> Work to complete: Every record must be repeated exactly; omit any pictures they contain.

--- Start of Given records ---

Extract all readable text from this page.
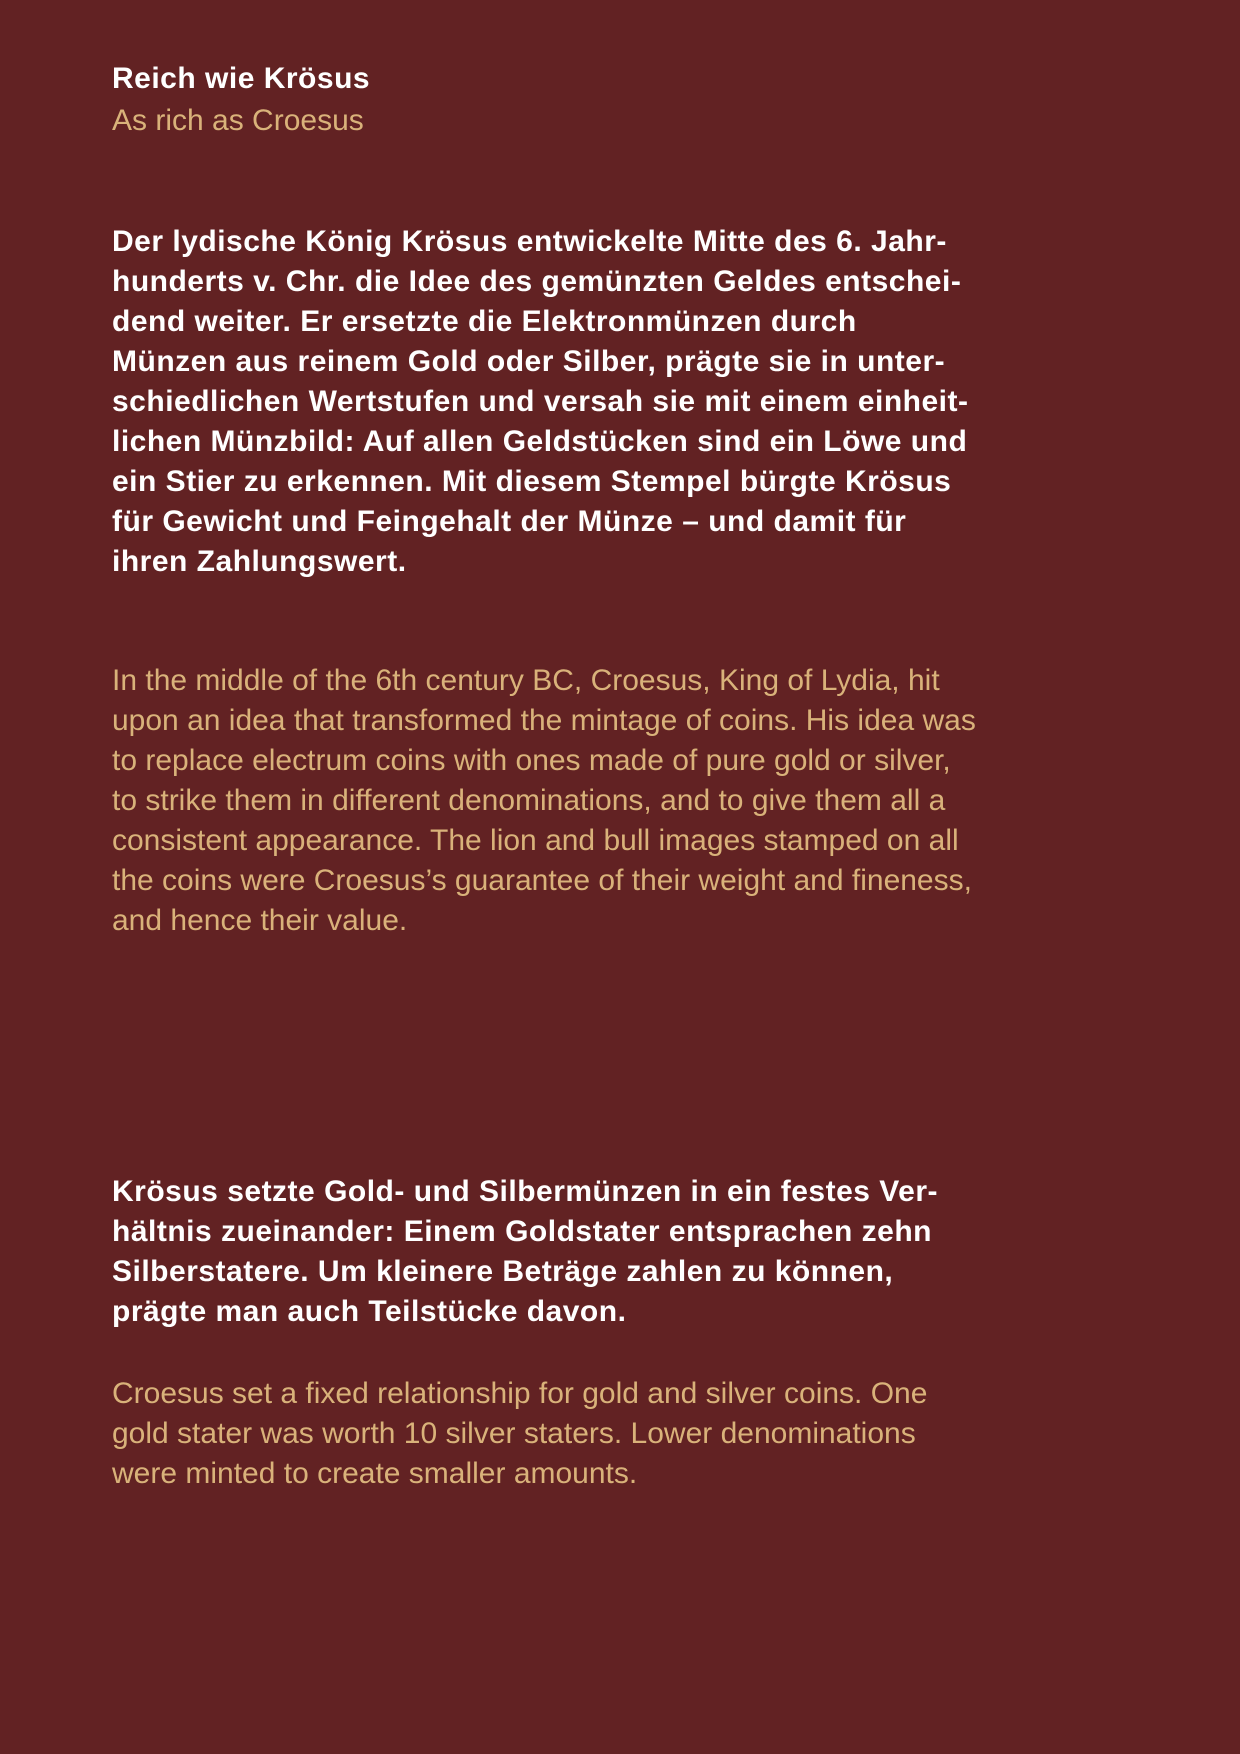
Reich wie Krösus
As rich as Croesus
Der lydische König Krösus entwickelte Mitte des 6. Jahr-
hunderts v. Chr. die Idee des gemünzten Geldes entschei-
dend weiter. Er ersetzte die Elektronmünzen durch
Münzen aus reinem Gold oder Silber, prägte sie in unter-
schiedlichen Wertstufen und versah sie mit einem einheit-
lichen Münzbild: Auf allen Geldstücken sind ein Löwe und
ein Stier zu erkennen. Mit diesem Stempel bürgte Krösus
für Gewicht und Feingehalt der Münze – und damit für
ihren Zahlungswert.
In the middle of the 6th century BC, Croesus, King of Lydia, hit
upon an idea that transformed the mintage of coins. His idea was
to replace electrum coins with ones made of pure gold or silver,
to strike them in different denominations, and to give them all a
consistent appearance. The lion and bull images stamped on all
the coins were Croesus’s guarantee of their weight and fineness,
and hence their value.
Krösus setzte Gold- und Silbermünzen in ein festes Ver-
hältnis zueinander: Einem Goldstater entsprachen zehn
Silberstatere. Um kleinere Beträge zahlen zu können,
prägte man auch Teilstücke davon.
Croesus set a fixed relationship for gold and silver coins. One
gold stater was worth 10 silver staters. Lower denominations
were minted to create smaller amounts.
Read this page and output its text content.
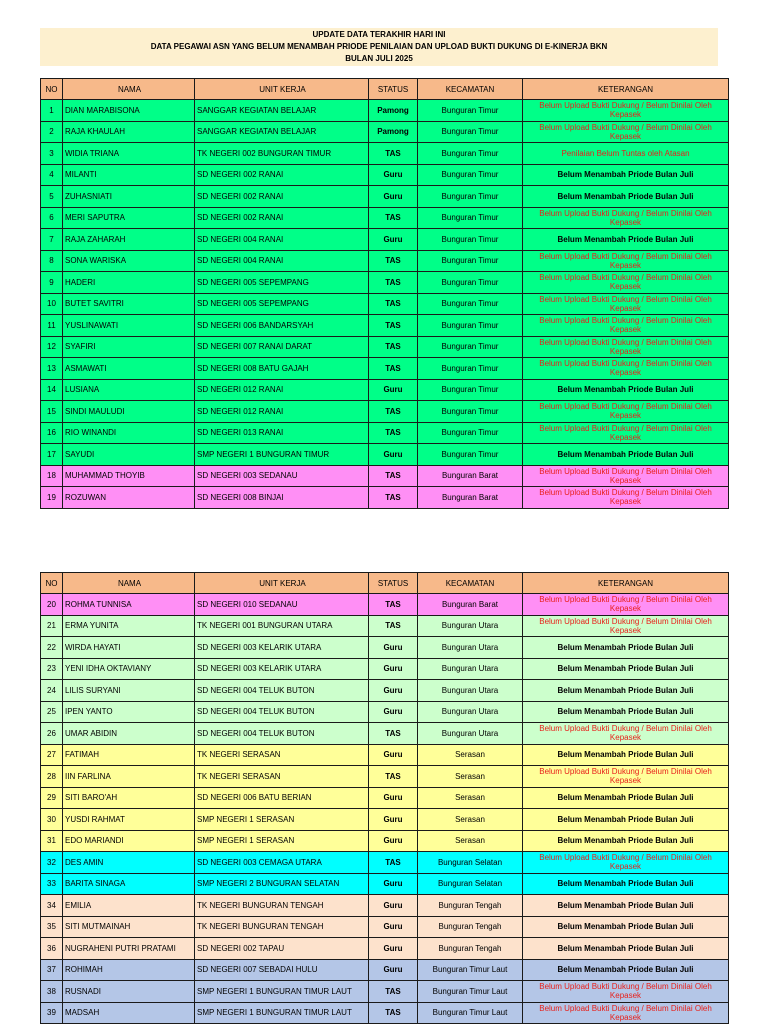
UPDATE DATA TERAKHIR HARI INI
DATA PEGAWAI ASN YANG BELUM MENAMBAH PRIODE PENILAIAN DAN UPLOAD BUKTI DUKUNG DI E-KINERJA BKN
BULAN JULI 2025
NO	NAMA	UNIT KERJA	STATUS	KECAMATAN	KETERANGAN
1	DIAN MARABISONA	SANGGAR KEGIATAN BELAJAR	Pamong	Bunguran Timur	Belum Upload Bukti Dukung / Belum Dinilai Oleh Kepasek

2	RAJA KHAULAH	SANGGAR KEGIATAN BELAJAR	Pamong	Bunguran Timur	Belum Upload Bukti Dukung / Belum Dinilai Oleh Kepasek

3	WIDIA TRIANA	TK NEGERI 002 BUNGURAN TIMUR	TAS	Bunguran Timur	Penilaian Belum Tuntas oleh Atasan

4	MILANTI	SD NEGERI 002 RANAI	Guru	Bunguran Timur	Belum Menambah Priode Bulan Juli
5	ZUHASNIATI	SD NEGERI 002 RANAI	Guru	Bunguran Timur	Belum Menambah Priode Bulan Juli
6	MERI SAPUTRA	SD NEGERI 002 RANAI	TAS	Bunguran Timur	Belum Upload Bukti Dukung / Belum Dinilai Oleh Kepasek

7	RAJA ZAHARAH	SD NEGERI 004 RANAI	Guru	Bunguran Timur	Belum Menambah Priode Bulan Juli
8	SONA WARISKA	SD NEGERI 004 RANAI	TAS	Bunguran Timur	Belum Upload Bukti Dukung / Belum Dinilai Oleh Kepasek

9	HADERI	SD NEGERI 005 SEPEMPANG	TAS	Bunguran Timur	Belum Upload Bukti Dukung / Belum Dinilai Oleh Kepasek

10	BUTET SAVITRI	SD NEGERI 005 SEPEMPANG	TAS	Bunguran Timur	Belum Upload Bukti Dukung / Belum Dinilai Oleh Kepasek

11	YUSLINAWATI	SD NEGERI 006 BANDARSYAH	TAS	Bunguran Timur	Belum Upload Bukti Dukung / Belum Dinilai Oleh Kepasek

12	SYAFIRI	SD NEGERI 007 RANAI DARAT	TAS	Bunguran Timur	Belum Upload Bukti Dukung / Belum Dinilai Oleh Kepasek

13	ASMAWATI	SD NEGERI 008 BATU GAJAH	TAS	Bunguran Timur	Belum Upload Bukti Dukung / Belum Dinilai Oleh Kepasek

14	LUSIANA	SD NEGERI 012 RANAI	Guru	Bunguran Timur	Belum Menambah Priode Bulan Juli
15	SINDI MAULUDI	SD NEGERI 012 RANAI	TAS	Bunguran Timur	Belum Upload Bukti Dukung / Belum Dinilai Oleh Kepasek

16	RIO WINANDI	SD NEGERI 013 RANAI	TAS	Bunguran Timur	Belum Upload Bukti Dukung / Belum Dinilai Oleh Kepasek

17	SAYUDI	SMP NEGERI 1 BUNGURAN TIMUR	Guru	Bunguran Timur	Belum Menambah Priode Bulan Juli
18	MUHAMMAD THOYIB	SD NEGERI 003 SEDANAU	TAS	Bunguran Barat	Belum Upload Bukti Dukung / Belum Dinilai Oleh Kepasek

19	ROZUWAN	SD NEGERI 008 BINJAI	TAS	Bunguran Barat	Belum Upload Bukti Dukung / Belum Dinilai Oleh Kepasek
NO	NAMA	UNIT KERJA	STATUS	KECAMATAN	KETERANGAN
20	ROHMA TUNNISA	SD NEGERI 010 SEDANAU	TAS	Bunguran Barat	Belum Upload Bukti Dukung / Belum Dinilai Oleh Kepasek

21	ERMA YUNITA	TK NEGERI 001 BUNGURAN UTARA	TAS	Bunguran Utara	Belum Upload Bukti Dukung / Belum Dinilai Oleh Kepasek

22	WIRDA HAYATI	SD NEGERI 003 KELARIK UTARA	Guru	Bunguran Utara	Belum Menambah Priode Bulan Juli
23	YENI IDHA OKTAVIANY	SD NEGERI 003 KELARIK UTARA	Guru	Bunguran Utara	Belum Menambah Priode Bulan Juli
24	LILIS SURYANI	SD NEGERI 004 TELUK BUTON	Guru	Bunguran Utara	Belum Menambah Priode Bulan Juli
25	IPEN YANTO	SD NEGERI 004 TELUK BUTON	Guru	Bunguran Utara	Belum Menambah Priode Bulan Juli
26	UMAR ABIDIN	SD NEGERI 004 TELUK BUTON	TAS	Bunguran Utara	Belum Upload Bukti Dukung / Belum Dinilai Oleh Kepasek

27	FATIMAH	TK NEGERI SERASAN	Guru	Serasan	Belum Menambah Priode Bulan Juli
28	IIN FARLINA	TK NEGERI SERASAN	TAS	Serasan	Belum Upload Bukti Dukung / Belum Dinilai Oleh Kepasek

29	SITI BARO'AH	SD NEGERI 006 BATU BERIAN	Guru	Serasan	Belum Menambah Priode Bulan Juli
30	YUSDI RAHMAT	SMP NEGERI 1 SERASAN	Guru	Serasan	Belum Menambah Priode Bulan Juli
31	EDO MARIANDI	SMP NEGERI 1 SERASAN	Guru	Serasan	Belum Menambah Priode Bulan Juli
32	DES AMIN	SD NEGERI 003 CEMAGA UTARA	TAS	Bunguran Selatan	Belum Upload Bukti Dukung / Belum Dinilai Oleh Kepasek

33	BARITA SINAGA	SMP NEGERI 2 BUNGURAN SELATAN	Guru	Bunguran Selatan	Belum Menambah Priode Bulan Juli
34	EMILIA	TK NEGERI BUNGURAN TENGAH	Guru	Bunguran Tengah	Belum Menambah Priode Bulan Juli
35	SITI MUTMAINAH	TK NEGERI BUNGURAN TENGAH	Guru	Bunguran Tengah	Belum Menambah Priode Bulan Juli
36	NUGRAHENI PUTRI PRATAMI	SD NEGERI 002 TAPAU	Guru	Bunguran Tengah	Belum Menambah Priode Bulan Juli
37	ROHIMAH	SD NEGERI 007 SEBADAI HULU	Guru	Bunguran Timur Laut	Belum Menambah Priode Bulan Juli
38	RUSNADI	SMP NEGERI 1 BUNGURAN TIMUR LAUT	TAS	Bunguran Timur Laut	Belum Upload Bukti Dukung / Belum Dinilai Oleh Kepasek

39	MADSAH	SMP NEGERI 1 BUNGURAN TIMUR LAUT	TAS	Bunguran Timur Laut	Belum Upload Bukti Dukung / Belum Dinilai Oleh Kepasek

--- End of Given records ---

> Task output:
Extract all readable text from this page.
Reich wie Krösus
As rich as Croesus
Der lydische König Krösus entwickelte Mitte des 6. Jahr-
hunderts v. Chr. die Idee des gemünzten Geldes entschei-
dend weiter. Er ersetzte die Elektronmünzen durch
Münzen aus reinem Gold oder Silber, prägte sie in unter-
schiedlichen Wertstufen und versah sie mit einem einheit-
lichen Münzbild: Auf allen Geldstücken sind ein Löwe und
ein Stier zu erkennen. Mit diesem Stempel bürgte Krösus
für Gewicht und Feingehalt der Münze – und damit für
ihren Zahlungswert.
In the middle of the 6th century BC, Croesus, King of Lydia, hit
upon an idea that transformed the mintage of coins. His idea was
to replace electrum coins with ones made of pure gold or silver,
to strike them in different denominations, and to give them all a
consistent appearance. The lion and bull images stamped on all
the coins were Croesus’s guarantee of their weight and fineness,
and hence their value.
Krösus setzte Gold- und Silbermünzen in ein festes Ver-
hältnis zueinander: Einem Goldstater entsprachen zehn
Silberstatere. Um kleinere Beträge zahlen zu können,
prägte man auch Teilstücke davon.
Croesus set a fixed relationship for gold and silver coins. One
gold stater was worth 10 silver staters. Lower denominations
were minted to create smaller amounts.
Read this page and output its text content.
UPDATE DATA TERAKHIR HARI INI
DATA PEGAWAI ASN YANG BELUM MENAMBAH PRIODE PENILAIAN DAN UPLOAD BUKTI DUKUNG DI E-KINERJA BKN
BULAN JULI 2025
NO	NAMA	UNIT KERJA	STATUS	KECAMATAN	KETERANGAN
1	DIAN MARABISONA	SANGGAR KEGIATAN BELAJAR	Pamong	Bunguran Timur	Belum Upload Bukti Dukung / Belum Dinilai Oleh Kepasek

2	RAJA KHAULAH	SANGGAR KEGIATAN BELAJAR	Pamong	Bunguran Timur	Belum Upload Bukti Dukung / Belum Dinilai Oleh Kepasek

3	WIDIA TRIANA	TK NEGERI 002 BUNGURAN TIMUR	TAS	Bunguran Timur	Penilaian Belum Tuntas oleh Atasan

4	MILANTI	SD NEGERI 002 RANAI	Guru	Bunguran Timur	Belum Menambah Priode Bulan Juli
5	ZUHASNIATI	SD NEGERI 002 RANAI	Guru	Bunguran Timur	Belum Menambah Priode Bulan Juli
6	MERI SAPUTRA	SD NEGERI 002 RANAI	TAS	Bunguran Timur	Belum Upload Bukti Dukung / Belum Dinilai Oleh Kepasek

7	RAJA ZAHARAH	SD NEGERI 004 RANAI	Guru	Bunguran Timur	Belum Menambah Priode Bulan Juli
8	SONA WARISKA	SD NEGERI 004 RANAI	TAS	Bunguran Timur	Belum Upload Bukti Dukung / Belum Dinilai Oleh Kepasek

9	HADERI	SD NEGERI 005 SEPEMPANG	TAS	Bunguran Timur	Belum Upload Bukti Dukung / Belum Dinilai Oleh Kepasek

10	BUTET SAVITRI	SD NEGERI 005 SEPEMPANG	TAS	Bunguran Timur	Belum Upload Bukti Dukung / Belum Dinilai Oleh Kepasek

11	YUSLINAWATI	SD NEGERI 006 BANDARSYAH	TAS	Bunguran Timur	Belum Upload Bukti Dukung / Belum Dinilai Oleh Kepasek

12	SYAFIRI	SD NEGERI 007 RANAI DARAT	TAS	Bunguran Timur	Belum Upload Bukti Dukung / Belum Dinilai Oleh Kepasek

13	ASMAWATI	SD NEGERI 008 BATU GAJAH	TAS	Bunguran Timur	Belum Upload Bukti Dukung / Belum Dinilai Oleh Kepasek

14	LUSIANA	SD NEGERI 012 RANAI	Guru	Bunguran Timur	Belum Menambah Priode Bulan Juli
15	SINDI MAULUDI	SD NEGERI 012 RANAI	TAS	Bunguran Timur	Belum Upload Bukti Dukung / Belum Dinilai Oleh Kepasek

16	RIO WINANDI	SD NEGERI 013 RANAI	TAS	Bunguran Timur	Belum Upload Bukti Dukung / Belum Dinilai Oleh Kepasek

17	SAYUDI	SMP NEGERI 1 BUNGURAN TIMUR	Guru	Bunguran Timur	Belum Menambah Priode Bulan Juli
18	MUHAMMAD THOYIB	SD NEGERI 003 SEDANAU	TAS	Bunguran Barat	Belum Upload Bukti Dukung / Belum Dinilai Oleh Kepasek

19	ROZUWAN	SD NEGERI 008 BINJAI	TAS	Bunguran Barat	Belum Upload Bukti Dukung / Belum Dinilai Oleh Kepasek
NO	NAMA	UNIT KERJA	STATUS	KECAMATAN	KETERANGAN
20	ROHMA TUNNISA	SD NEGERI 010 SEDANAU	TAS	Bunguran Barat	Belum Upload Bukti Dukung / Belum Dinilai Oleh Kepasek

21	ERMA YUNITA	TK NEGERI 001 BUNGURAN UTARA	TAS	Bunguran Utara	Belum Upload Bukti Dukung / Belum Dinilai Oleh Kepasek

22	WIRDA HAYATI	SD NEGERI 003 KELARIK UTARA	Guru	Bunguran Utara	Belum Menambah Priode Bulan Juli
23	YENI IDHA OKTAVIANY	SD NEGERI 003 KELARIK UTARA	Guru	Bunguran Utara	Belum Menambah Priode Bulan Juli
24	LILIS SURYANI	SD NEGERI 004 TELUK BUTON	Guru	Bunguran Utara	Belum Menambah Priode Bulan Juli
25	IPEN YANTO	SD NEGERI 004 TELUK BUTON	Guru	Bunguran Utara	Belum Menambah Priode Bulan Juli
26	UMAR ABIDIN	SD NEGERI 004 TELUK BUTON	TAS	Bunguran Utara	Belum Upload Bukti Dukung / Belum Dinilai Oleh Kepasek

27	FATIMAH	TK NEGERI SERASAN	Guru	Serasan	Belum Menambah Priode Bulan Juli
28	IIN FARLINA	TK NEGERI SERASAN	TAS	Serasan	Belum Upload Bukti Dukung / Belum Dinilai Oleh Kepasek

29	SITI BARO'AH	SD NEGERI 006 BATU BERIAN	Guru	Serasan	Belum Menambah Priode Bulan Juli
30	YUSDI RAHMAT	SMP NEGERI 1 SERASAN	Guru	Serasan	Belum Menambah Priode Bulan Juli
31	EDO MARIANDI	SMP NEGERI 1 SERASAN	Guru	Serasan	Belum Menambah Priode Bulan Juli
32	DES AMIN	SD NEGERI 003 CEMAGA UTARA	TAS	Bunguran Selatan	Belum Upload Bukti Dukung / Belum Dinilai Oleh Kepasek

33	BARITA SINAGA	SMP NEGERI 2 BUNGURAN SELATAN	Guru	Bunguran Selatan	Belum Menambah Priode Bulan Juli
34	EMILIA	TK NEGERI BUNGURAN TENGAH	Guru	Bunguran Tengah	Belum Menambah Priode Bulan Juli
35	SITI MUTMAINAH	TK NEGERI BUNGURAN TENGAH	Guru	Bunguran Tengah	Belum Menambah Priode Bulan Juli
36	NUGRAHENI PUTRI PRATAMI	SD NEGERI 002 TAPAU	Guru	Bunguran Tengah	Belum Menambah Priode Bulan Juli
37	ROHIMAH	SD NEGERI 007 SEBADAI HULU	Guru	Bunguran Timur Laut	Belum Menambah Priode Bulan Juli
38	RUSNADI	SMP NEGERI 1 BUNGURAN TIMUR LAUT	TAS	Bunguran Timur Laut	Belum Upload Bukti Dukung / Belum Dinilai Oleh Kepasek

39	MADSAH	SMP NEGERI 1 BUNGURAN TIMUR LAUT	TAS	Bunguran Timur Laut	Belum Upload Bukti Dukung / Belum Dinilai Oleh Kepasek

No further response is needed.